The problem → Present every line of the material below as a numbered list, leaving out any blank lines.

Stored entries →
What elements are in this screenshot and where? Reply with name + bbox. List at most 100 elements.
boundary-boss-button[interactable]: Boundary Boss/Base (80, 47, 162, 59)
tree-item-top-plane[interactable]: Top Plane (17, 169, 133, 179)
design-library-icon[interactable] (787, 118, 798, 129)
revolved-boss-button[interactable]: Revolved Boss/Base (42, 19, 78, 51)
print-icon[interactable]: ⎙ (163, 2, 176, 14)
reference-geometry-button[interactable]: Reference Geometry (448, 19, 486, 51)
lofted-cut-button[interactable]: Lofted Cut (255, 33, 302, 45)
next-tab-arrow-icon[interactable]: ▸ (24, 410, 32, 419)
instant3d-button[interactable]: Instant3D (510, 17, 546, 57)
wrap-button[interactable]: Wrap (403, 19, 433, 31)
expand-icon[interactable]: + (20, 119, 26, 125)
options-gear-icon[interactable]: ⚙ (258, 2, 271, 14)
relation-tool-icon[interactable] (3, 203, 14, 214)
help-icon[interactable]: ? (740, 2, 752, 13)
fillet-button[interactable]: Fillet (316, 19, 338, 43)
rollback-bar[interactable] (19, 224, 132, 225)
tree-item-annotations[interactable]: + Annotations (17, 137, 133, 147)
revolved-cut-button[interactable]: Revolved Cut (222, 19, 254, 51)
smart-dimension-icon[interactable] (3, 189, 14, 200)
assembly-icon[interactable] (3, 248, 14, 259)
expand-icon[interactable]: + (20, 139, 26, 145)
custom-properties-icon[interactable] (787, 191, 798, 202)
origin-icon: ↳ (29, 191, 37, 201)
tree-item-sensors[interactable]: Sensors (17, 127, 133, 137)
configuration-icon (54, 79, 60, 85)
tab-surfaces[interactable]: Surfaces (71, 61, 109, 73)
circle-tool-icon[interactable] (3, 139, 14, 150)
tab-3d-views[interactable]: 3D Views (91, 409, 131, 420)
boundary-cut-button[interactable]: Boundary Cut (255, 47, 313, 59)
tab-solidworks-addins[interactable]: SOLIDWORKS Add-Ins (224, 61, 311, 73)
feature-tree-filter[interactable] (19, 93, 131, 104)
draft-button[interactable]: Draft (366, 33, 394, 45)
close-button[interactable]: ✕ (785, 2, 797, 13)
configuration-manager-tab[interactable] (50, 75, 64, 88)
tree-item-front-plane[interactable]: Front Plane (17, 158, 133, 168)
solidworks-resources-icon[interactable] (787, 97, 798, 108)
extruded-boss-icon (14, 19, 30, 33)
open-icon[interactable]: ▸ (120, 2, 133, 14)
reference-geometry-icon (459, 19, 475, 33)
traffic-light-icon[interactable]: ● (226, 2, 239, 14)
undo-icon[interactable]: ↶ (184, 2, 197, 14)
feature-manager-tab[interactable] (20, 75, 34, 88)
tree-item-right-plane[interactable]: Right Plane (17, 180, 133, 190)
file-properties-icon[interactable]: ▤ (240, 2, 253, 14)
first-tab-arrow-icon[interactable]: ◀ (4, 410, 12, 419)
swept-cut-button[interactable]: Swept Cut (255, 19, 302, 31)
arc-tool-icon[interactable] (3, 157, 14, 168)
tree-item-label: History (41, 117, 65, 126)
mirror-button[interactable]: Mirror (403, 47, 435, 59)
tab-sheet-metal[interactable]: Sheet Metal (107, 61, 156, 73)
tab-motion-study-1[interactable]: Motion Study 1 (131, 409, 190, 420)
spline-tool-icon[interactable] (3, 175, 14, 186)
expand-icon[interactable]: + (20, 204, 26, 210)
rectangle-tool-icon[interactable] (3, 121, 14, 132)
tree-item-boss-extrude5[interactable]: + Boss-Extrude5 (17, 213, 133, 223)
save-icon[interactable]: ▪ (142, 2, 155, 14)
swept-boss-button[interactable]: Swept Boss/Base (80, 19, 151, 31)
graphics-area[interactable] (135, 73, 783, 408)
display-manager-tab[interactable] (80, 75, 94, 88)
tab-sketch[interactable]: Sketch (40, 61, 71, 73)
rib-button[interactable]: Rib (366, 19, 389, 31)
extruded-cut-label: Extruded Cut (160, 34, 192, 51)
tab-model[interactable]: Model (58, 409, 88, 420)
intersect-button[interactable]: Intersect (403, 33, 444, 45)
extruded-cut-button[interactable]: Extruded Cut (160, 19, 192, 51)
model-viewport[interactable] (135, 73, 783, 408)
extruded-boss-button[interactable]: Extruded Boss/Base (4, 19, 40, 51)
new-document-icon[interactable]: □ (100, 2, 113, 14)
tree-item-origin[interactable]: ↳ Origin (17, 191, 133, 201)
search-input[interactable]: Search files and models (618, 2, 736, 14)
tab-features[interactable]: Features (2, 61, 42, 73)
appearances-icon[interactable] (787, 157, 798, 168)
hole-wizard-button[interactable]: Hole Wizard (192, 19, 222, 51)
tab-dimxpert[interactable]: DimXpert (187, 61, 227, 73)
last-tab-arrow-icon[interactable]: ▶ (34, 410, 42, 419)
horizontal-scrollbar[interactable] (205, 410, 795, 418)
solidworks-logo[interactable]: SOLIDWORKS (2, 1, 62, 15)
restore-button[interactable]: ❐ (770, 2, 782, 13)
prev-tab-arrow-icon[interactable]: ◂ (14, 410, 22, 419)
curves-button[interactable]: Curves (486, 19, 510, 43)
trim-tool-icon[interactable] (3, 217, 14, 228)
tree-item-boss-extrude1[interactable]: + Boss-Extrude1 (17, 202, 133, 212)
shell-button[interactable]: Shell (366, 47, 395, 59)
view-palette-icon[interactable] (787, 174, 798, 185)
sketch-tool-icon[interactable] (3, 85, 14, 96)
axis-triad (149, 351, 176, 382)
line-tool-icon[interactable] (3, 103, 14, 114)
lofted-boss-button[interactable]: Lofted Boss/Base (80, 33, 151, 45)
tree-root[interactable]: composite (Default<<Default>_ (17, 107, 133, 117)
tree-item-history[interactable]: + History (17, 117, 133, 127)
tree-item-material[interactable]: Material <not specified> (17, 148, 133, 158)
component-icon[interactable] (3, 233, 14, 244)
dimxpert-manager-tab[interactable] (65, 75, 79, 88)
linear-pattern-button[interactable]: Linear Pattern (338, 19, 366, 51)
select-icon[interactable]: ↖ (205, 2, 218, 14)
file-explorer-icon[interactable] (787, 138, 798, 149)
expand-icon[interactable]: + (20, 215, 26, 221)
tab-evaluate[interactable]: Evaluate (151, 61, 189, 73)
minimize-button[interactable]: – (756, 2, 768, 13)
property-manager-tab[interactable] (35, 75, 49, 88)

Reply to the exercise →
1. What elements are in this screenshot and where? Reply with name + bbox. List at most 100 elements.
2. boundary-boss-button[interactable]: Boundary Boss/Base (80, 47, 162, 59)
3. tree-item-top-plane[interactable]: Top Plane (17, 169, 133, 179)
4. design-library-icon[interactable] (787, 118, 798, 129)
5. revolved-boss-button[interactable]: Revolved Boss/Base (42, 19, 78, 51)
6. print-icon[interactable]: ⎙ (163, 2, 176, 14)
7. reference-geometry-button[interactable]: Reference Geometry (448, 19, 486, 51)
8. lofted-cut-button[interactable]: Lofted Cut (255, 33, 302, 45)
9. next-tab-arrow-icon[interactable]: ▸ (24, 410, 32, 419)
10. instant3d-button[interactable]: Instant3D (510, 17, 546, 57)
11. wrap-button[interactable]: Wrap (403, 19, 433, 31)
12. expand-icon[interactable]: + (20, 119, 26, 125)
13. options-gear-icon[interactable]: ⚙ (258, 2, 271, 14)
14. relation-tool-icon[interactable] (3, 203, 14, 214)
15. help-icon[interactable]: ? (740, 2, 752, 13)
16. fillet-button[interactable]: Fillet (316, 19, 338, 43)
17. rollback-bar[interactable] (19, 224, 132, 225)
18. tree-item-annotations[interactable]: + Annotations (17, 137, 133, 147)
19. revolved-cut-button[interactable]: Revolved Cut (222, 19, 254, 51)
20. smart-dimension-icon[interactable] (3, 189, 14, 200)
21. assembly-icon[interactable] (3, 248, 14, 259)
22. expand-icon[interactable]: + (20, 139, 26, 145)
23. custom-properties-icon[interactable] (787, 191, 798, 202)
24. origin-icon: ↳ (29, 191, 37, 201)
25. tree-item-sensors[interactable]: Sensors (17, 127, 133, 137)
26. configuration-icon (54, 79, 60, 85)
27. tab-surfaces[interactable]: Surfaces (71, 61, 109, 73)
28. circle-tool-icon[interactable] (3, 139, 14, 150)
29. tab-3d-views[interactable]: 3D Views (91, 409, 131, 420)
30. boundary-cut-button[interactable]: Boundary Cut (255, 47, 313, 59)
31. tab-solidworks-addins[interactable]: SOLIDWORKS Add-Ins (224, 61, 311, 73)
32. feature-tree-filter[interactable] (19, 93, 131, 104)
33. draft-button[interactable]: Draft (366, 33, 394, 45)
34. close-button[interactable]: ✕ (785, 2, 797, 13)
35. configuration-manager-tab[interactable] (50, 75, 64, 88)
36. tree-item-front-plane[interactable]: Front Plane (17, 158, 133, 168)
37. solidworks-resources-icon[interactable] (787, 97, 798, 108)
38. extruded-boss-icon (14, 19, 30, 33)
39. open-icon[interactable]: ▸ (120, 2, 133, 14)
40. reference-geometry-icon (459, 19, 475, 33)
41. traffic-light-icon[interactable]: ● (226, 2, 239, 14)
42. undo-icon[interactable]: ↶ (184, 2, 197, 14)
43. feature-manager-tab[interactable] (20, 75, 34, 88)
44. tree-item-right-plane[interactable]: Right Plane (17, 180, 133, 190)
45. file-properties-icon[interactable]: ▤ (240, 2, 253, 14)
46. first-tab-arrow-icon[interactable]: ◀ (4, 410, 12, 419)
47. swept-cut-button[interactable]: Swept Cut (255, 19, 302, 31)
48. arc-tool-icon[interactable] (3, 157, 14, 168)
49. tree-item-label: History (41, 117, 65, 126)
50. mirror-button[interactable]: Mirror (403, 47, 435, 59)
51. tab-sheet-metal[interactable]: Sheet Metal (107, 61, 156, 73)
52. tab-motion-study-1[interactable]: Motion Study 1 (131, 409, 190, 420)
53. spline-tool-icon[interactable] (3, 175, 14, 186)
54. expand-icon[interactable]: + (20, 204, 26, 210)
55. rectangle-tool-icon[interactable] (3, 121, 14, 132)
56. tree-item-boss-extrude5[interactable]: + Boss-Extrude5 (17, 213, 133, 223)
57. save-icon[interactable]: ▪ (142, 2, 155, 14)
58. swept-boss-button[interactable]: Swept Boss/Base (80, 19, 151, 31)
59. graphics-area[interactable] (135, 73, 783, 408)
60. display-manager-tab[interactable] (80, 75, 94, 88)
61. tab-sketch[interactable]: Sketch (40, 61, 71, 73)
62. rib-button[interactable]: Rib (366, 19, 389, 31)
63. extruded-cut-label: Extruded Cut (160, 34, 192, 51)
64. tab-model[interactable]: Model (58, 409, 88, 420)
65. intersect-button[interactable]: Intersect (403, 33, 444, 45)
66. extruded-cut-button[interactable]: Extruded Cut (160, 19, 192, 51)
67. model-viewport[interactable] (135, 73, 783, 408)
68. extruded-boss-button[interactable]: Extruded Boss/Base (4, 19, 40, 51)
69. new-document-icon[interactable]: □ (100, 2, 113, 14)
70. tree-item-origin[interactable]: ↳ Origin (17, 191, 133, 201)
71. search-input[interactable]: Search files and models (618, 2, 736, 14)
72. tab-features[interactable]: Features (2, 61, 42, 73)
73. appearances-icon[interactable] (787, 157, 798, 168)
74. hole-wizard-button[interactable]: Hole Wizard (192, 19, 222, 51)
75. tab-dimxpert[interactable]: DimXpert (187, 61, 227, 73)
76. last-tab-arrow-icon[interactable]: ▶ (34, 410, 42, 419)
77. horizontal-scrollbar[interactable] (205, 410, 795, 418)
78. solidworks-logo[interactable]: SOLIDWORKS (2, 1, 62, 15)
79. restore-button[interactable]: ❐ (770, 2, 782, 13)
80. prev-tab-arrow-icon[interactable]: ◂ (14, 410, 22, 419)
81. curves-button[interactable]: Curves (486, 19, 510, 43)
82. trim-tool-icon[interactable] (3, 217, 14, 228)
83. tree-item-boss-extrude1[interactable]: + Boss-Extrude1 (17, 202, 133, 212)
84. shell-button[interactable]: Shell (366, 47, 395, 59)
85. view-palette-icon[interactable] (787, 174, 798, 185)
86. sketch-tool-icon[interactable] (3, 85, 14, 96)
87. axis-triad (149, 351, 176, 382)
88. line-tool-icon[interactable] (3, 103, 14, 114)
89. lofted-boss-button[interactable]: Lofted Boss/Base (80, 33, 151, 45)
90. tree-root[interactable]: composite (Default<<Default>_ (17, 107, 133, 117)
91. tree-item-history[interactable]: + History (17, 117, 133, 127)
92. tree-item-material[interactable]: Material <not specified> (17, 148, 133, 158)
93. component-icon[interactable] (3, 233, 14, 244)
94. dimxpert-manager-tab[interactable] (65, 75, 79, 88)
95. linear-pattern-button[interactable]: Linear Pattern (338, 19, 366, 51)
96. select-icon[interactable]: ↖ (205, 2, 218, 14)
97. file-explorer-icon[interactable] (787, 138, 798, 149)
98. expand-icon[interactable]: + (20, 215, 26, 221)
99. tab-evaluate[interactable]: Evaluate (151, 61, 189, 73)
100. minimize-button[interactable]: – (756, 2, 768, 13)
101. property-manager-tab[interactable] (35, 75, 49, 88)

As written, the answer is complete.